- [Dataset entries]:
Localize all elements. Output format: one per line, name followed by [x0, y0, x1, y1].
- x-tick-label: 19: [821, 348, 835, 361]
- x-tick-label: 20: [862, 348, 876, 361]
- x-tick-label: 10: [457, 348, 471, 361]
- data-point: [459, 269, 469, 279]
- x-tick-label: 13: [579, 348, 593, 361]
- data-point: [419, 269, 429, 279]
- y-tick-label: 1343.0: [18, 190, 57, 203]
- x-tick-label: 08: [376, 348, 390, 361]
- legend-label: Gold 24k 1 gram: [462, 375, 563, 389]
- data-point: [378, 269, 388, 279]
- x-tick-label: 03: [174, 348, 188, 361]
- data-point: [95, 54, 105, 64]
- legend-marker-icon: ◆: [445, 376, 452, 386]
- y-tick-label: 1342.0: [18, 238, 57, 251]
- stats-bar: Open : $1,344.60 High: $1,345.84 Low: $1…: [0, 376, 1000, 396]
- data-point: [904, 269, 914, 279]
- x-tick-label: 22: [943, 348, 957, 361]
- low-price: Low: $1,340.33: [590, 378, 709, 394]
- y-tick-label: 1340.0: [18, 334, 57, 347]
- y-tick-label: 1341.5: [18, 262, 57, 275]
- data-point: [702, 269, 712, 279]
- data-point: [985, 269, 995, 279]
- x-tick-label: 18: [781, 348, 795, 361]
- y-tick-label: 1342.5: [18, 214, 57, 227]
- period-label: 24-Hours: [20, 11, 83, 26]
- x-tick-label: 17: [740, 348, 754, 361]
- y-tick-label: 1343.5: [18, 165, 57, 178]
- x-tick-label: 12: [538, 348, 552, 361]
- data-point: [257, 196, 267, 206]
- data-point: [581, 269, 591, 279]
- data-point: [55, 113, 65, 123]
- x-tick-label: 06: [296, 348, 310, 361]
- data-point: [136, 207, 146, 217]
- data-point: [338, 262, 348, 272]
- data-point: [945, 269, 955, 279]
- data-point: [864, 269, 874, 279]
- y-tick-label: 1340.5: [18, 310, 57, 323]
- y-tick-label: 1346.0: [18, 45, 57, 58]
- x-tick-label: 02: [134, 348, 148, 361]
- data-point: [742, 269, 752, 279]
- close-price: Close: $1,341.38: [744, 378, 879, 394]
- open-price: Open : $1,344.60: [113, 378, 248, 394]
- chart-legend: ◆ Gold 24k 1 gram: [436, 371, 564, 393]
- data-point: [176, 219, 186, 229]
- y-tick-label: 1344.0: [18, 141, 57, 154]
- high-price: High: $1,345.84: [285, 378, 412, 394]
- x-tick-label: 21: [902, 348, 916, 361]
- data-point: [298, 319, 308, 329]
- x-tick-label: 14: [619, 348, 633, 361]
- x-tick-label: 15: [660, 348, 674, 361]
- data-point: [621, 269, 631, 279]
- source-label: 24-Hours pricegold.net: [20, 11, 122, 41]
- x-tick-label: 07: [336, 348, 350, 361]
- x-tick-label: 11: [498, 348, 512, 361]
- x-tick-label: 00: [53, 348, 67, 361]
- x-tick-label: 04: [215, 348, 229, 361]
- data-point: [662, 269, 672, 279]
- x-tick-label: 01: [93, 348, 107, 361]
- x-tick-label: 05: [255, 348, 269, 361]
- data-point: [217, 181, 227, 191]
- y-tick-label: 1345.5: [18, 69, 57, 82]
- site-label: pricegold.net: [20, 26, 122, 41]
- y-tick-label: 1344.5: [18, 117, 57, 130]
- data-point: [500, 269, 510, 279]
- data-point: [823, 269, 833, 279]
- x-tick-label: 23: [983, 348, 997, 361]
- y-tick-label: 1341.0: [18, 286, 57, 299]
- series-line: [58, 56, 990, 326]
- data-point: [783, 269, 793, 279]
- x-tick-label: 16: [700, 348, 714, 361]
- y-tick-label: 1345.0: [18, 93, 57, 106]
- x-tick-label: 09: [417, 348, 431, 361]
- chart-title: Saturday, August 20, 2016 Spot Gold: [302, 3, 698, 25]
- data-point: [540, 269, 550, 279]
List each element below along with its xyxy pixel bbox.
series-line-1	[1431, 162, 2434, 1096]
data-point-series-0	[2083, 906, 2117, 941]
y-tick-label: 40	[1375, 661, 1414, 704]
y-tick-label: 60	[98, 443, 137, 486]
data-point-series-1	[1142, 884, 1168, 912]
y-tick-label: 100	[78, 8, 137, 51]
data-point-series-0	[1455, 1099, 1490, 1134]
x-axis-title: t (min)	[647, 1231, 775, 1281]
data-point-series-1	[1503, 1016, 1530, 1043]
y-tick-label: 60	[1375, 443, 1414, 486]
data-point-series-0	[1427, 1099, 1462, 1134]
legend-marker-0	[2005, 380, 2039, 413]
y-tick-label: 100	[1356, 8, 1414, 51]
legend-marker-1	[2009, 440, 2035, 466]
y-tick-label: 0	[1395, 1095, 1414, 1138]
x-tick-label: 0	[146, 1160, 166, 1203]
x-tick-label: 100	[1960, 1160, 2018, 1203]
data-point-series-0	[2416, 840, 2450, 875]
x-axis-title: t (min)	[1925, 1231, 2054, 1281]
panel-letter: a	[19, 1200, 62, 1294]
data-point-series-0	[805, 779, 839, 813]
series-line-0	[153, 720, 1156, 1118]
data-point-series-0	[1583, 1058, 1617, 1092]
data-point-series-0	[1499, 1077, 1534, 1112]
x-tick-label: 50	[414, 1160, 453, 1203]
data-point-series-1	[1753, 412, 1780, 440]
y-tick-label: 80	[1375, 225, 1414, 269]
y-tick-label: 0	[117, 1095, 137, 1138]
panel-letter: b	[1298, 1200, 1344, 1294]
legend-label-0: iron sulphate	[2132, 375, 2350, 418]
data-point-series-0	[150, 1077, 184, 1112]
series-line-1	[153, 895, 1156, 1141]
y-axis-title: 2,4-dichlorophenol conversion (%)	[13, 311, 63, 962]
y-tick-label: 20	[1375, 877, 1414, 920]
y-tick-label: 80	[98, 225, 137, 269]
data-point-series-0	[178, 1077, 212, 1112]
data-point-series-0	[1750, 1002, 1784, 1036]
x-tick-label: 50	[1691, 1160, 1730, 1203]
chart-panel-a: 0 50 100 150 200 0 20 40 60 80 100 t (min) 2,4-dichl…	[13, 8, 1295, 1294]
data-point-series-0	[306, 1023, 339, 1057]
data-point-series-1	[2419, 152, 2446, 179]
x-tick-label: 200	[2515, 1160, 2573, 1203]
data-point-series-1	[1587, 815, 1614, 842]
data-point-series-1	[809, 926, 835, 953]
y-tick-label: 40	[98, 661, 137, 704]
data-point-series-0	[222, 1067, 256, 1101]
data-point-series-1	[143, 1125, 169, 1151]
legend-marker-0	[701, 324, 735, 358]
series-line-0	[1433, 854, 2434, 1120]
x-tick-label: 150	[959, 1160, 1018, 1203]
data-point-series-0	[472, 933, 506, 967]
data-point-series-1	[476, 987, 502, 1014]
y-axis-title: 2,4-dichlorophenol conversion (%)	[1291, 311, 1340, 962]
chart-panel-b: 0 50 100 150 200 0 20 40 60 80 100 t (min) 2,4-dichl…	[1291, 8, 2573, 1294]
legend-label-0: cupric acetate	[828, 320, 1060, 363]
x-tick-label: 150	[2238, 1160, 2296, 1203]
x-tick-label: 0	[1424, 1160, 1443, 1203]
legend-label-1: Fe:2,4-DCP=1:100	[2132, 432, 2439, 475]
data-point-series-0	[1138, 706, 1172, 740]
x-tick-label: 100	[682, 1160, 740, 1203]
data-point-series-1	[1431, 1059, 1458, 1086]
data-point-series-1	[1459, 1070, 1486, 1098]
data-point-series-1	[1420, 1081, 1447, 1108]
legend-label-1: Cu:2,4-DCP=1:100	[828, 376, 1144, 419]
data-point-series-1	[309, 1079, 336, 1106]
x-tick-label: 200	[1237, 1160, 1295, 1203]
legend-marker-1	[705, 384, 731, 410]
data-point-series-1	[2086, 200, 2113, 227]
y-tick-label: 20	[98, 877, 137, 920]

- [Aim of the exercise]:
Write out the data above word for word, from its first line through the line that contains "- data-point: [904, 269, 914, 279]", including both of those lines.

- [Task answer]:
Localize all elements. Output format: one per line, name followed by [x0, y0, x1, y1].
- x-tick-label: 19: [821, 348, 835, 361]
- x-tick-label: 20: [862, 348, 876, 361]
- x-tick-label: 10: [457, 348, 471, 361]
- data-point: [459, 269, 469, 279]
- x-tick-label: 13: [579, 348, 593, 361]
- data-point: [419, 269, 429, 279]
- y-tick-label: 1343.0: [18, 190, 57, 203]
- x-tick-label: 08: [376, 348, 390, 361]
- legend-label: Gold 24k 1 gram: [462, 375, 563, 389]
- data-point: [378, 269, 388, 279]
- x-tick-label: 03: [174, 348, 188, 361]
- data-point: [95, 54, 105, 64]
- legend-marker-icon: ◆: [445, 376, 452, 386]
- y-tick-label: 1342.0: [18, 238, 57, 251]
- stats-bar: Open : $1,344.60 High: $1,345.84 Low: $1…: [0, 376, 1000, 396]
- data-point: [904, 269, 914, 279]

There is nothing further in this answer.